- _INPUT FOR THIS TASK_:

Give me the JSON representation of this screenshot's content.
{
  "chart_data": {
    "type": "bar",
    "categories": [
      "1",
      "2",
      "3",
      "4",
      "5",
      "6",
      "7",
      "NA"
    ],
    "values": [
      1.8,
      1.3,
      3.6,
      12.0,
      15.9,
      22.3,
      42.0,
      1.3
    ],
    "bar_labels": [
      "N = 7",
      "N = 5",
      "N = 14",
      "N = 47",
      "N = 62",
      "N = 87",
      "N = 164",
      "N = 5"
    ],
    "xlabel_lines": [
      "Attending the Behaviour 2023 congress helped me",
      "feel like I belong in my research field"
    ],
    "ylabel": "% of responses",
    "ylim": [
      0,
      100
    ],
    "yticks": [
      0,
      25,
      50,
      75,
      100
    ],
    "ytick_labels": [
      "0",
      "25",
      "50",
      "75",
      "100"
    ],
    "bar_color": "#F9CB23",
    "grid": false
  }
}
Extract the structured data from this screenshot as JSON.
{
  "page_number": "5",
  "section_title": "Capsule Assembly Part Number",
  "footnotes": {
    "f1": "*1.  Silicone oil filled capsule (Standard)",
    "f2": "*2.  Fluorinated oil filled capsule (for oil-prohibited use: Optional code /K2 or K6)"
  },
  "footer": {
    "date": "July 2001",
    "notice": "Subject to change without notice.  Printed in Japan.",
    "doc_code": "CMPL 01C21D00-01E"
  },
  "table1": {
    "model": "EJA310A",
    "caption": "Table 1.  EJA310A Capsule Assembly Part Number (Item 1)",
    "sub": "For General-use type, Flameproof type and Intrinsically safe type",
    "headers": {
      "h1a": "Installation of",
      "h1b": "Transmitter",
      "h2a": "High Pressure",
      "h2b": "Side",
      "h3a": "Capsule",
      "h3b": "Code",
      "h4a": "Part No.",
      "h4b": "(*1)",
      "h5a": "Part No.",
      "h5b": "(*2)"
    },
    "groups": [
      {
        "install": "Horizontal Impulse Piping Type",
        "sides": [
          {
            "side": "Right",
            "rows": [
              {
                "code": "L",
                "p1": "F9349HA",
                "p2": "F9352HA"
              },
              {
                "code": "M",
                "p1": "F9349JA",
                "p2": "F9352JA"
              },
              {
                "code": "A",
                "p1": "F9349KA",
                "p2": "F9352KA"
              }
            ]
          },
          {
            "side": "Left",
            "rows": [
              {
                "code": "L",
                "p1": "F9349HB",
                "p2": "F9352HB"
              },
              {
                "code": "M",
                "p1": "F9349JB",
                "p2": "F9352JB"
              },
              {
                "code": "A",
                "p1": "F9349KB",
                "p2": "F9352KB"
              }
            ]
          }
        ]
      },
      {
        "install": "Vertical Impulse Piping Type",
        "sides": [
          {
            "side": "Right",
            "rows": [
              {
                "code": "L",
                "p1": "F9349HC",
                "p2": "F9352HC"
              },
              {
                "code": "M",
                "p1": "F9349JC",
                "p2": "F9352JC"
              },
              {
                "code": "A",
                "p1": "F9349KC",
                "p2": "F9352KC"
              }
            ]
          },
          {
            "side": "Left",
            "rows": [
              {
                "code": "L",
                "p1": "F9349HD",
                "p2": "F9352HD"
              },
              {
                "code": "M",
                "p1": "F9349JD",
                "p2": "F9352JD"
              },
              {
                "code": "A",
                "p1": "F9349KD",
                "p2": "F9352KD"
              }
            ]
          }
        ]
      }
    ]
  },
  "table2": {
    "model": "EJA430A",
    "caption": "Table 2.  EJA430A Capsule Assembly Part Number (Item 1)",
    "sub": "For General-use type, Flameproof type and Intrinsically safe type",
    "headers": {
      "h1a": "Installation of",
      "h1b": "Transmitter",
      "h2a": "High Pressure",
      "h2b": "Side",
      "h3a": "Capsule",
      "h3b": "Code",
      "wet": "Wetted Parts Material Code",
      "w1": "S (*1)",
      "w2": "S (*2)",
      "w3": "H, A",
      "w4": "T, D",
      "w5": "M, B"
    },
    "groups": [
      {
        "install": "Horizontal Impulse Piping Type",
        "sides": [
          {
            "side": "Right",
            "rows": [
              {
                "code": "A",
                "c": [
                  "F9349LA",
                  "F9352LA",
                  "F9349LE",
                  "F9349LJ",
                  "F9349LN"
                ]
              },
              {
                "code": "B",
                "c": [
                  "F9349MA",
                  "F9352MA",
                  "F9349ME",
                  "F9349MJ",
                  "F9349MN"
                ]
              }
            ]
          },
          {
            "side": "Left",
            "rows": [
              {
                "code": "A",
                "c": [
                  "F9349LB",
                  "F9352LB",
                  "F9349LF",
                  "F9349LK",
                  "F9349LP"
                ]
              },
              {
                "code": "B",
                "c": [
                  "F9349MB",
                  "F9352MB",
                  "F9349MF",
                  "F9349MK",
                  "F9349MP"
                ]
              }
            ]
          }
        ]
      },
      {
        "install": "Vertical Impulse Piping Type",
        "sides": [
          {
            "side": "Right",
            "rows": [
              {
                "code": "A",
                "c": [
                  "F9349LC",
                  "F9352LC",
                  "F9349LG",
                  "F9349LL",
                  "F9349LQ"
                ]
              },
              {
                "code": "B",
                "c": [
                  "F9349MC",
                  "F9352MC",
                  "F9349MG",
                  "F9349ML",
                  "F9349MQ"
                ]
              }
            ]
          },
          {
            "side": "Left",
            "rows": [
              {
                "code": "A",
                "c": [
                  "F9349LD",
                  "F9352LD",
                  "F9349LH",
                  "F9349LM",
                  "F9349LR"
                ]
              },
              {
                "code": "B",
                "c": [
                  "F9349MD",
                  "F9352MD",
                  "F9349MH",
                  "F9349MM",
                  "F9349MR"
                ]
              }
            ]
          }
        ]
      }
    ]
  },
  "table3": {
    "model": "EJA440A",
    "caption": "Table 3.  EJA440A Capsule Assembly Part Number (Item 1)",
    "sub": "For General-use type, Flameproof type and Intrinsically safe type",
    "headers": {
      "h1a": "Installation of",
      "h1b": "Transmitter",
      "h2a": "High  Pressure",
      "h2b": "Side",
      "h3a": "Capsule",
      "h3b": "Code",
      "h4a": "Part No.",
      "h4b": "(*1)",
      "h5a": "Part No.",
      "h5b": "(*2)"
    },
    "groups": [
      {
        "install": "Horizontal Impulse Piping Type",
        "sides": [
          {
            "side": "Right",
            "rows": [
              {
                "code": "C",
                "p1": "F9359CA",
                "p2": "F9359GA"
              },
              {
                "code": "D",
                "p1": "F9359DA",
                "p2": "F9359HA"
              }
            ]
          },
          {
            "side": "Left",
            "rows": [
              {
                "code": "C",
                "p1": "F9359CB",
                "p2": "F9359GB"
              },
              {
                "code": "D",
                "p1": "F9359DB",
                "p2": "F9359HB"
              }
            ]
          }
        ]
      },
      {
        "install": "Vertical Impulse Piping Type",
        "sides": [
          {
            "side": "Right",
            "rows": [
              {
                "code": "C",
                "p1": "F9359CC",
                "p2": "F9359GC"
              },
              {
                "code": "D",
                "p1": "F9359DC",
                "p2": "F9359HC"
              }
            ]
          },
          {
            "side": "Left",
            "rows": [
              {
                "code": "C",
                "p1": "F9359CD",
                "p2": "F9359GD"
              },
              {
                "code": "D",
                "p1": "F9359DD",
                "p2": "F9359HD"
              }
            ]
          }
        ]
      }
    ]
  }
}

- _EXERCISE REQUIREMENTS_: Go through the entries and repeat each one exactly.

- _EXERCISE SOLUTION_:
Give me the JSON representation of this screenshot's content.
{
  "chart_data": {
    "type": "bar",
    "categories": [
      "1",
      "2",
      "3",
      "4",
      "5",
      "6",
      "7",
      "NA"
    ],
    "values": [
      1.8,
      1.3,
      3.6,
      12.0,
      15.9,
      22.3,
      42.0,
      1.3
    ],
    "bar_labels": [
      "N = 7",
      "N = 5",
      "N = 14",
      "N = 47",
      "N = 62",
      "N = 87",
      "N = 164",
      "N = 5"
    ],
    "xlabel_lines": [
      "Attending the Behaviour 2023 congress helped me",
      "feel like I belong in my research field"
    ],
    "ylabel": "% of responses",
    "ylim": [
      0,
      100
    ],
    "yticks": [
      0,
      25,
      50,
      75,
      100
    ],
    "ytick_labels": [
      "0",
      "25",
      "50",
      "75",
      "100"
    ],
    "bar_color": "#F9CB23",
    "grid": false
  }
}
Extract the structured data from this screenshot as JSON.
{
  "page_number": "5",
  "section_title": "Capsule Assembly Part Number",
  "footnotes": {
    "f1": "*1.  Silicone oil filled capsule (Standard)",
    "f2": "*2.  Fluorinated oil filled capsule (for oil-prohibited use: Optional code /K2 or K6)"
  },
  "footer": {
    "date": "July 2001",
    "notice": "Subject to change without notice.  Printed in Japan.",
    "doc_code": "CMPL 01C21D00-01E"
  },
  "table1": {
    "model": "EJA310A",
    "caption": "Table 1.  EJA310A Capsule Assembly Part Number (Item 1)",
    "sub": "For General-use type, Flameproof type and Intrinsically safe type",
    "headers": {
      "h1a": "Installation of",
      "h1b": "Transmitter",
      "h2a": "High Pressure",
      "h2b": "Side",
      "h3a": "Capsule",
      "h3b": "Code",
      "h4a": "Part No.",
      "h4b": "(*1)",
      "h5a": "Part No.",
      "h5b": "(*2)"
    },
    "groups": [
      {
        "install": "Horizontal Impulse Piping Type",
        "sides": [
          {
            "side": "Right",
            "rows": [
              {
                "code": "L",
                "p1": "F9349HA",
                "p2": "F9352HA"
              },
              {
                "code": "M",
                "p1": "F9349JA",
                "p2": "F9352JA"
              },
              {
                "code": "A",
                "p1": "F9349KA",
                "p2": "F9352KA"
              }
            ]
          },
          {
            "side": "Left",
            "rows": [
              {
                "code": "L",
                "p1": "F9349HB",
                "p2": "F9352HB"
              },
              {
                "code": "M",
                "p1": "F9349JB",
                "p2": "F9352JB"
              },
              {
                "code": "A",
                "p1": "F9349KB",
                "p2": "F9352KB"
              }
            ]
          }
        ]
      },
      {
        "install": "Vertical Impulse Piping Type",
        "sides": [
          {
            "side": "Right",
            "rows": [
              {
                "code": "L",
                "p1": "F9349HC",
                "p2": "F9352HC"
              },
              {
                "code": "M",
                "p1": "F9349JC",
                "p2": "F9352JC"
              },
              {
                "code": "A",
                "p1": "F9349KC",
                "p2": "F9352KC"
              }
            ]
          },
          {
            "side": "Left",
            "rows": [
              {
                "code": "L",
                "p1": "F9349HD",
                "p2": "F9352HD"
              },
              {
                "code": "M",
                "p1": "F9349JD",
                "p2": "F9352JD"
              },
              {
                "code": "A",
                "p1": "F9349KD",
                "p2": "F9352KD"
              }
            ]
          }
        ]
      }
    ]
  },
  "table2": {
    "model": "EJA430A",
    "caption": "Table 2.  EJA430A Capsule Assembly Part Number (Item 1)",
    "sub": "For General-use type, Flameproof type and Intrinsically safe type",
    "headers": {
      "h1a": "Installation of",
      "h1b": "Transmitter",
      "h2a": "High Pressure",
      "h2b": "Side",
      "h3a": "Capsule",
      "h3b": "Code",
      "wet": "Wetted Parts Material Code",
      "w1": "S (*1)",
      "w2": "S (*2)",
      "w3": "H, A",
      "w4": "T, D",
      "w5": "M, B"
    },
    "groups": [
      {
        "install": "Horizontal Impulse Piping Type",
        "sides": [
          {
            "side": "Right",
            "rows": [
              {
                "code": "A",
                "c": [
                  "F9349LA",
                  "F9352LA",
                  "F9349LE",
                  "F9349LJ",
                  "F9349LN"
                ]
              },
              {
                "code": "B",
                "c": [
                  "F9349MA",
                  "F9352MA",
                  "F9349ME",
                  "F9349MJ",
                  "F9349MN"
                ]
              }
            ]
          },
          {
            "side": "Left",
            "rows": [
              {
                "code": "A",
                "c": [
                  "F9349LB",
                  "F9352LB",
                  "F9349LF",
                  "F9349LK",
                  "F9349LP"
                ]
              },
              {
                "code": "B",
                "c": [
                  "F9349MB",
                  "F9352MB",
                  "F9349MF",
                  "F9349MK",
                  "F9349MP"
                ]
              }
            ]
          }
        ]
      },
      {
        "install": "Vertical Impulse Piping Type",
        "sides": [
          {
            "side": "Right",
            "rows": [
              {
                "code": "A",
                "c": [
                  "F9349LC",
                  "F9352LC",
                  "F9349LG",
                  "F9349LL",
                  "F9349LQ"
                ]
              },
              {
                "code": "B",
                "c": [
                  "F9349MC",
                  "F9352MC",
                  "F9349MG",
                  "F9349ML",
                  "F9349MQ"
                ]
              }
            ]
          },
          {
            "side": "Left",
            "rows": [
              {
                "code": "A",
                "c": [
                  "F9349LD",
                  "F9352LD",
                  "F9349LH",
                  "F9349LM",
                  "F9349LR"
                ]
              },
              {
                "code": "B",
                "c": [
                  "F9349MD",
                  "F9352MD",
                  "F9349MH",
                  "F9349MM",
                  "F9349MR"
                ]
              }
            ]
          }
        ]
      }
    ]
  },
  "table3": {
    "model": "EJA440A",
    "caption": "Table 3.  EJA440A Capsule Assembly Part Number (Item 1)",
    "sub": "For General-use type, Flameproof type and Intrinsically safe type",
    "headers": {
      "h1a": "Installation of",
      "h1b": "Transmitter",
      "h2a": "High  Pressure",
      "h2b": "Side",
      "h3a": "Capsule",
      "h3b": "Code",
      "h4a": "Part No.",
      "h4b": "(*1)",
      "h5a": "Part No.",
      "h5b": "(*2)"
    },
    "groups": [
      {
        "install": "Horizontal Impulse Piping Type",
        "sides": [
          {
            "side": "Right",
            "rows": [
              {
                "code": "C",
                "p1": "F9359CA",
                "p2": "F9359GA"
              },
              {
                "code": "D",
                "p1": "F9359DA",
                "p2": "F9359HA"
              }
            ]
          },
          {
            "side": "Left",
            "rows": [
              {
                "code": "C",
                "p1": "F9359CB",
                "p2": "F9359GB"
              },
              {
                "code": "D",
                "p1": "F9359DB",
                "p2": "F9359HB"
              }
            ]
          }
        ]
      },
      {
        "install": "Vertical Impulse Piping Type",
        "sides": [
          {
            "side": "Right",
            "rows": [
              {
                "code": "C",
                "p1": "F9359CC",
                "p2": "F9359GC"
              },
              {
                "code": "D",
                "p1": "F9359DC",
                "p2": "F9359HC"
              }
            ]
          },
          {
            "side": "Left",
            "rows": [
              {
                "code": "C",
                "p1": "F9359CD",
                "p2": "F9359GD"
              },
              {
                "code": "D",
                "p1": "F9359DD",
                "p2": "F9359HD"
              }
            ]
          }
        ]
      }
    ]
  }
}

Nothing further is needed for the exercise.